→ **Data lines**:
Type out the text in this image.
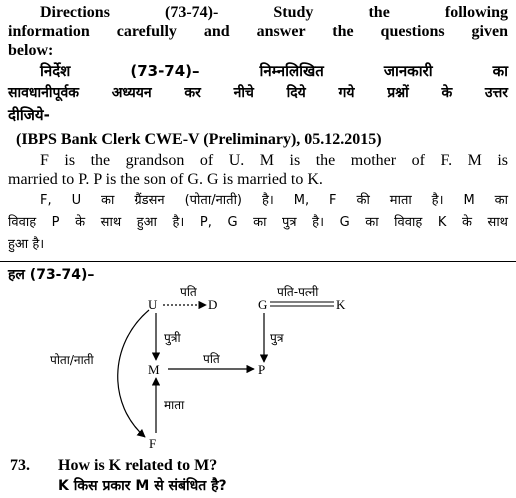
Directions (73-74)- Study the following
information carefully and answer the questions given
below:
निर्देश (73-74)– निम्नलिखित जानकारी का
सावधानीपूर्वक अध्ययन कर नीचे दिये गये प्रश्नों के उत्तर
दीजिये-
(IBPS Bank Clerk CWE-V (Preliminary), 05.12.2015)
F is the grandson of U. M is the mother of F. M is
married to P. P is the son of G. G is married to K.
F, U का ग्रैंडसन (पोता/नाती) है। M, F की माता है। M का
विवाह P के साथ हुआ है। P, G का पुत्र है। G का विवाह K के साथ
हुआ है।
हल (73-74)–
U	D	G	K
M	P
F
पति	पति-पत्नी
पुत्री	पुत्र
पति
माता
पोता/नाती
73.	How is K related to M?
K किस प्रकार M से संबंधित है?
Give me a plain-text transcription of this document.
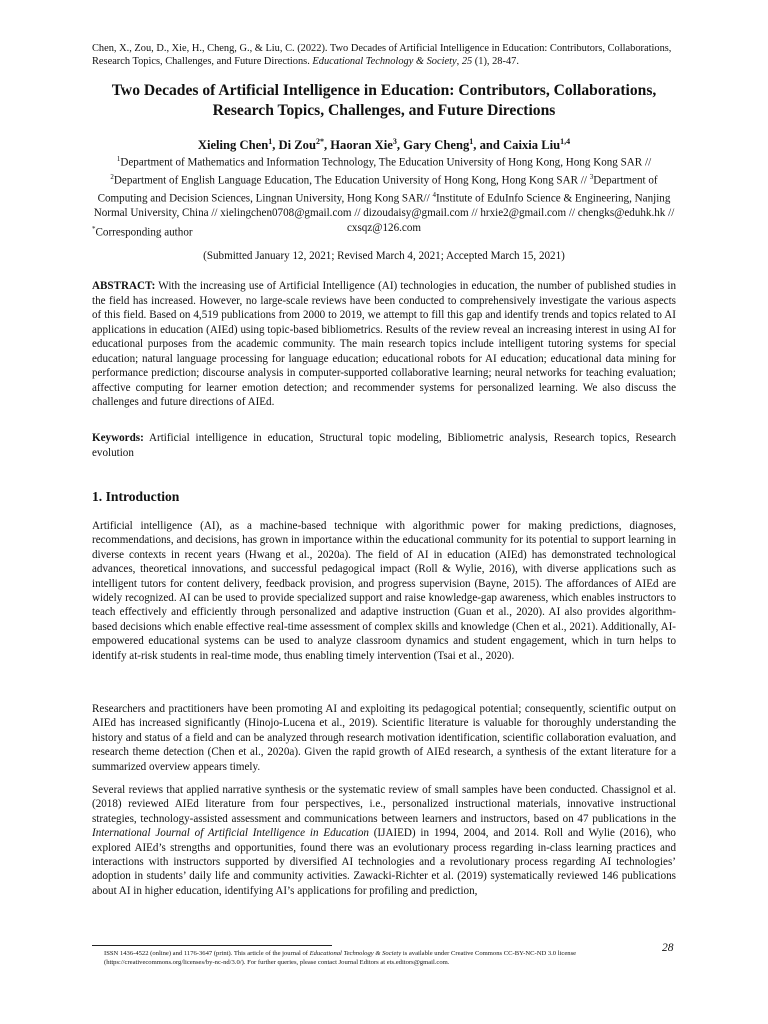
Chen, X., Zou, D., Xie, H., Cheng, G., & Liu, C. (2022). Two Decades of Artificial Intelligence in Education: Contributors, Collaborations, Research Topics, Challenges, and Future Directions. Educational Technology & Society, 25 (1), 28-47.
Two Decades of Artificial Intelligence in Education: Contributors, Collaborations, Research Topics, Challenges, and Future Directions
Xieling Chen$^1$, Di Zou$^{2*}$, Haoran Xie$^3$, Gary Cheng$^1$, and Caixia Liu$^{1,4}$
$^1$Department of Mathematics and Information Technology, The Education University of Hong Kong, Hong Kong SAR // $^2$Department of English Language Education, The Education University of Hong Kong, Hong Kong SAR // $^3$Department of Computing and Decision Sciences, Lingnan University, Hong Kong SAR// $^4$Institute of EduInfo Science & Engineering, Nanjing Normal University, China // xielingchen0708@gmail.com // dizoudaisy@gmail.com // hrxie2@gmail.com // chengks@eduhk.hk // cxsqz@126.com
*Corresponding author
(Submitted January 12, 2021; Revised March 4, 2021; Accepted March 15, 2021)
ABSTRACT: With the increasing use of Artificial Intelligence (AI) technologies in education, the number of published studies in the field has increased. However, no large-scale reviews have been conducted to comprehensively investigate the various aspects of this field. Based on 4,519 publications from 2000 to 2019, we attempt to fill this gap and identify trends and topics related to AI applications in education (AIEd) using topic-based bibliometrics. Results of the review reveal an increasing interest in using AI for educational purposes from the academic community. The main research topics include intelligent tutoring systems for special education; natural language processing for language education; educational robots for AI education; educational data mining for performance prediction; discourse analysis in computer-supported collaborative learning; neural networks for teaching evaluation; affective computing for learner emotion detection; and recommender systems for personalized learning. We also discuss the challenges and future directions of AIEd.
Keywords: Artificial intelligence in education, Structural topic modeling, Bibliometric analysis, Research topics, Research evolution
1. Introduction

Artificial intelligence (AI), as a machine-based technique with algorithmic power for making predictions, diagnoses, recommendations, and decisions, has grown in importance within the educational community for its potential to support learning in diverse contexts in recent years (Hwang et al., 2020a). The field of AI in education (AIEd) has demonstrated technological advances, theoretical innovations, and successful pedagogical impact (Roll & Wylie, 2016), with diverse applications such as intelligent tutors for content delivery, feedback provision, and progress supervision (Bayne, 2015). The affordances of AIEd are widely recognized. AI can be used to provide specialized support and raise knowledge-gap awareness, which enables instructors to teach effectively and efficiently through personalized and adaptive instruction (Guan et al., 2020). AI also provides algorithm-based decisions which enable effective real-time assessment of complex skills and knowledge (Chen et al., 2021). Additionally, AI-empowered educational systems can be used to analyze classroom dynamics and student engagement, which in turn helps to identify at-risk students in real-time mode, thus enabling timely intervention (Tsai et al., 2020).

Researchers and practitioners have been promoting AI and exploiting its pedagogical potential; consequently, scientific output on AIEd has increased significantly (Hinojo-Lucena et al., 2019). Scientific literature is valuable for thoroughly understanding the history and status of a field and can be analyzed through research motivation identification, scientific collaboration evaluation, and research theme detection (Chen et al., 2020a). Given the rapid growth of AIEd research, a synthesis of the extant literature for a summarized overview appears timely.

Several reviews that applied narrative synthesis or the systematic review of small samples have been conducted. Chassignol et al. (2018) reviewed AIEd literature from four perspectives, i.e., personalized instructional materials, innovative instructional strategies, technology-assisted assessment and communications between learners and instructors, based on 47 publications in the International Journal of Artificial Intelligence in Education (IJAIED) in 1994, 2004, and 2014. Roll and Wylie (2016), who explored AIEd’s strengths and opportunities, found there was an evolutionary process regarding in-class learning practices and interactions with instructors supported by diversified AI technologies and a revolutionary process regarding AI technologies’ adoption in students’ daily life and community activities. Zawacki-Richter et al. (2019) systematically reviewed 146 publications about AI in higher education, identifying AI’s applications for profiling and prediction,

ISSN 1436-4522 (online) and 1176-3647 (print). This article of the journal of Educational Technology & Society is available under Creative Commons CC-BY-NC-ND 3.0 license (https://creativecommons.org/licenses/by-nc-nd/3.0/). For further queries, please contact Journal Editors at ets.editors@gmail.com.
28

→ **Work to be completed**:
Transcribe every record above exactly as written, leaving out any pictures.

→ **The output**:
Type out the text in this image.
Directions (73-74)- Study the following
information carefully and answer the questions given
below:
निर्देश (73-74)– निम्नलिखित जानकारी का
सावधानीपूर्वक अध्ययन कर नीचे दिये गये प्रश्नों के उत्तर
दीजिये-
(IBPS Bank Clerk CWE-V (Preliminary), 05.12.2015)
F is the grandson of U. M is the mother of F. M is
married to P. P is the son of G. G is married to K.
F, U का ग्रैंडसन (पोता/नाती) है। M, F की माता है। M का
विवाह P के साथ हुआ है। P, G का पुत्र है। G का विवाह K के साथ
हुआ है।
हल (73-74)–
U	D	G	K
M	P
F
पति	पति-पत्नी
पुत्री	पुत्र
पति
माता
पोता/नाती
73.	How is K related to M?
K किस प्रकार M से संबंधित है?
Give me a plain-text transcription of this document.
Chen, X., Zou, D., Xie, H., Cheng, G., & Liu, C. (2022). Two Decades of Artificial Intelligence in Education: Contributors, Collaborations, Research Topics, Challenges, and Future Directions. Educational Technology & Society, 25 (1), 28-47.
Two Decades of Artificial Intelligence in Education: Contributors, Collaborations, Research Topics, Challenges, and Future Directions
Xieling Chen$^1$, Di Zou$^{2*}$, Haoran Xie$^3$, Gary Cheng$^1$, and Caixia Liu$^{1,4}$
$^1$Department of Mathematics and Information Technology, The Education University of Hong Kong, Hong Kong SAR // $^2$Department of English Language Education, The Education University of Hong Kong, Hong Kong SAR // $^3$Department of Computing and Decision Sciences, Lingnan University, Hong Kong SAR// $^4$Institute of EduInfo Science & Engineering, Nanjing Normal University, China // xielingchen0708@gmail.com // dizoudaisy@gmail.com // hrxie2@gmail.com // chengks@eduhk.hk // cxsqz@126.com
*Corresponding author
(Submitted January 12, 2021; Revised March 4, 2021; Accepted March 15, 2021)
ABSTRACT: With the increasing use of Artificial Intelligence (AI) technologies in education, the number of published studies in the field has increased. However, no large-scale reviews have been conducted to comprehensively investigate the various aspects of this field. Based on 4,519 publications from 2000 to 2019, we attempt to fill this gap and identify trends and topics related to AI applications in education (AIEd) using topic-based bibliometrics. Results of the review reveal an increasing interest in using AI for educational purposes from the academic community. The main research topics include intelligent tutoring systems for special education; natural language processing for language education; educational robots for AI education; educational data mining for performance prediction; discourse analysis in computer-supported collaborative learning; neural networks for teaching evaluation; affective computing for learner emotion detection; and recommender systems for personalized learning. We also discuss the challenges and future directions of AIEd.
Keywords: Artificial intelligence in education, Structural topic modeling, Bibliometric analysis, Research topics, Research evolution
1. Introduction

Artificial intelligence (AI), as a machine-based technique with algorithmic power for making predictions, diagnoses, recommendations, and decisions, has grown in importance within the educational community for its potential to support learning in diverse contexts in recent years (Hwang et al., 2020a). The field of AI in education (AIEd) has demonstrated technological advances, theoretical innovations, and successful pedagogical impact (Roll & Wylie, 2016), with diverse applications such as intelligent tutors for content delivery, feedback provision, and progress supervision (Bayne, 2015). The affordances of AIEd are widely recognized. AI can be used to provide specialized support and raise knowledge-gap awareness, which enables instructors to teach effectively and efficiently through personalized and adaptive instruction (Guan et al., 2020). AI also provides algorithm-based decisions which enable effective real-time assessment of complex skills and knowledge (Chen et al., 2021). Additionally, AI-empowered educational systems can be used to analyze classroom dynamics and student engagement, which in turn helps to identify at-risk students in real-time mode, thus enabling timely intervention (Tsai et al., 2020).

Researchers and practitioners have been promoting AI and exploiting its pedagogical potential; consequently, scientific output on AIEd has increased significantly (Hinojo-Lucena et al., 2019). Scientific literature is valuable for thoroughly understanding the history and status of a field and can be analyzed through research motivation identification, scientific collaboration evaluation, and research theme detection (Chen et al., 2020a). Given the rapid growth of AIEd research, a synthesis of the extant literature for a summarized overview appears timely.

Several reviews that applied narrative synthesis or the systematic review of small samples have been conducted. Chassignol et al. (2018) reviewed AIEd literature from four perspectives, i.e., personalized instructional materials, innovative instructional strategies, technology-assisted assessment and communications between learners and instructors, based on 47 publications in the International Journal of Artificial Intelligence in Education (IJAIED) in 1994, 2004, and 2014. Roll and Wylie (2016), who explored AIEd’s strengths and opportunities, found there was an evolutionary process regarding in-class learning practices and interactions with instructors supported by diversified AI technologies and a revolutionary process regarding AI technologies’ adoption in students’ daily life and community activities. Zawacki-Richter et al. (2019) systematically reviewed 146 publications about AI in higher education, identifying AI’s applications for profiling and prediction,

ISSN 1436-4522 (online) and 1176-3647 (print). This article of the journal of Educational Technology & Society is available under Creative Commons CC-BY-NC-ND 3.0 license (https://creativecommons.org/licenses/by-nc-nd/3.0/). For further queries, please contact Journal Editors at ets.editors@gmail.com.
28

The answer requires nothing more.